* SHORT PROBLEM: Restate all of the data exactly.

* EXERCISE DATA:
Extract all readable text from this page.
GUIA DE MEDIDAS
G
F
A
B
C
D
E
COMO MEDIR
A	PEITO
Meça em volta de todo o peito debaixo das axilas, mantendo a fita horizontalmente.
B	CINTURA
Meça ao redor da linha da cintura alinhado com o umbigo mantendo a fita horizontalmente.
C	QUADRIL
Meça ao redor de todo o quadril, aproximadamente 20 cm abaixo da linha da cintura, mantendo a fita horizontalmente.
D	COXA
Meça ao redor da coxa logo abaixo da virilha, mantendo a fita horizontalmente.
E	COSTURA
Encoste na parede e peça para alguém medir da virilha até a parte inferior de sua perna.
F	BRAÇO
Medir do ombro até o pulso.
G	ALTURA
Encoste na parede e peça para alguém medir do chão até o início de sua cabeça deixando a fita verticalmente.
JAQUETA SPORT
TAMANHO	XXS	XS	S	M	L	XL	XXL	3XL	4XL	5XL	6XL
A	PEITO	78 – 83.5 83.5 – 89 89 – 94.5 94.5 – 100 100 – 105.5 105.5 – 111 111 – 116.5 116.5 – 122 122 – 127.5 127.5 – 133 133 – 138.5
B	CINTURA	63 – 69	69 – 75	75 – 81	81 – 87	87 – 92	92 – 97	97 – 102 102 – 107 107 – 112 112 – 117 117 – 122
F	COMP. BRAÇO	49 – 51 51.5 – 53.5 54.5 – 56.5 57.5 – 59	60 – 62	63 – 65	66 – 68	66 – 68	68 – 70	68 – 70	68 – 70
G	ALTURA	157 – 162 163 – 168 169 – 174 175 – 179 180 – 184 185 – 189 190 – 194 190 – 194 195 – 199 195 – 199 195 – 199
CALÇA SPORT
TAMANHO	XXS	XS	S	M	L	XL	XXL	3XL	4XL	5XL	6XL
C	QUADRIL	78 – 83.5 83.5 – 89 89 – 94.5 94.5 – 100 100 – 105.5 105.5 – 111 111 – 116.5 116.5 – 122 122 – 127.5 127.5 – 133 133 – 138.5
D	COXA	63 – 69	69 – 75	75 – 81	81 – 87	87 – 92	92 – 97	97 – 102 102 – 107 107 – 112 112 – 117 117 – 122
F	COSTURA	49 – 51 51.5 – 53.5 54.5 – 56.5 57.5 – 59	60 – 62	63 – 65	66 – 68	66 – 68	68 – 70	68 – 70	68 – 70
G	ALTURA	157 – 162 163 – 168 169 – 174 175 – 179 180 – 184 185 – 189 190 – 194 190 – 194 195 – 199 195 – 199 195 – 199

* FINAL ANSWER:
Extract all readable text from this page.
GUIA DE MEDIDAS
G
F
A
B
C
D
E
COMO MEDIR
A	PEITO
Meça em volta de todo o peito debaixo das axilas, mantendo a fita horizontalmente.
B	CINTURA
Meça ao redor da linha da cintura alinhado com o umbigo mantendo a fita horizontalmente.
C	QUADRIL
Meça ao redor de todo o quadril, aproximadamente 20 cm abaixo da linha da cintura, mantendo a fita horizontalmente.
D	COXA
Meça ao redor da coxa logo abaixo da virilha, mantendo a fita horizontalmente.
E	COSTURA
Encoste na parede e peça para alguém medir da virilha até a parte inferior de sua perna.
F	BRAÇO
Medir do ombro até o pulso.
G	ALTURA
Encoste na parede e peça para alguém medir do chão até o início de sua cabeça deixando a fita verticalmente.
JAQUETA SPORT
TAMANHO	XXS	XS	S	M	L	XL	XXL	3XL	4XL	5XL	6XL
A	PEITO	78 – 83.5 83.5 – 89 89 – 94.5 94.5 – 100 100 – 105.5 105.5 – 111 111 – 116.5 116.5 – 122 122 – 127.5 127.5 – 133 133 – 138.5
B	CINTURA	63 – 69	69 – 75	75 – 81	81 – 87	87 – 92	92 – 97	97 – 102 102 – 107 107 – 112 112 – 117 117 – 122
F	COMP. BRAÇO	49 – 51 51.5 – 53.5 54.5 – 56.5 57.5 – 59	60 – 62	63 – 65	66 – 68	66 – 68	68 – 70	68 – 70	68 – 70
G	ALTURA	157 – 162 163 – 168 169 – 174 175 – 179 180 – 184 185 – 189 190 – 194 190 – 194 195 – 199 195 – 199 195 – 199
CALÇA SPORT
TAMANHO	XXS	XS	S	M	L	XL	XXL	3XL	4XL	5XL	6XL
C	QUADRIL	78 – 83.5 83.5 – 89 89 – 94.5 94.5 – 100 100 – 105.5 105.5 – 111 111 – 116.5 116.5 – 122 122 – 127.5 127.5 – 133 133 – 138.5
D	COXA	63 – 69	69 – 75	75 – 81	81 – 87	87 – 92	92 – 97	97 – 102 102 – 107 107 – 112 112 – 117 117 – 122
F	COSTURA	49 – 51 51.5 – 53.5 54.5 – 56.5 57.5 – 59	60 – 62	63 – 65	66 – 68	66 – 68	68 – 70	68 – 70	68 – 70
G	ALTURA	157 – 162 163 – 168 169 – 174 175 – 179 180 – 184 185 – 189 190 – 194 190 – 194 195 – 199 195 – 199 195 – 199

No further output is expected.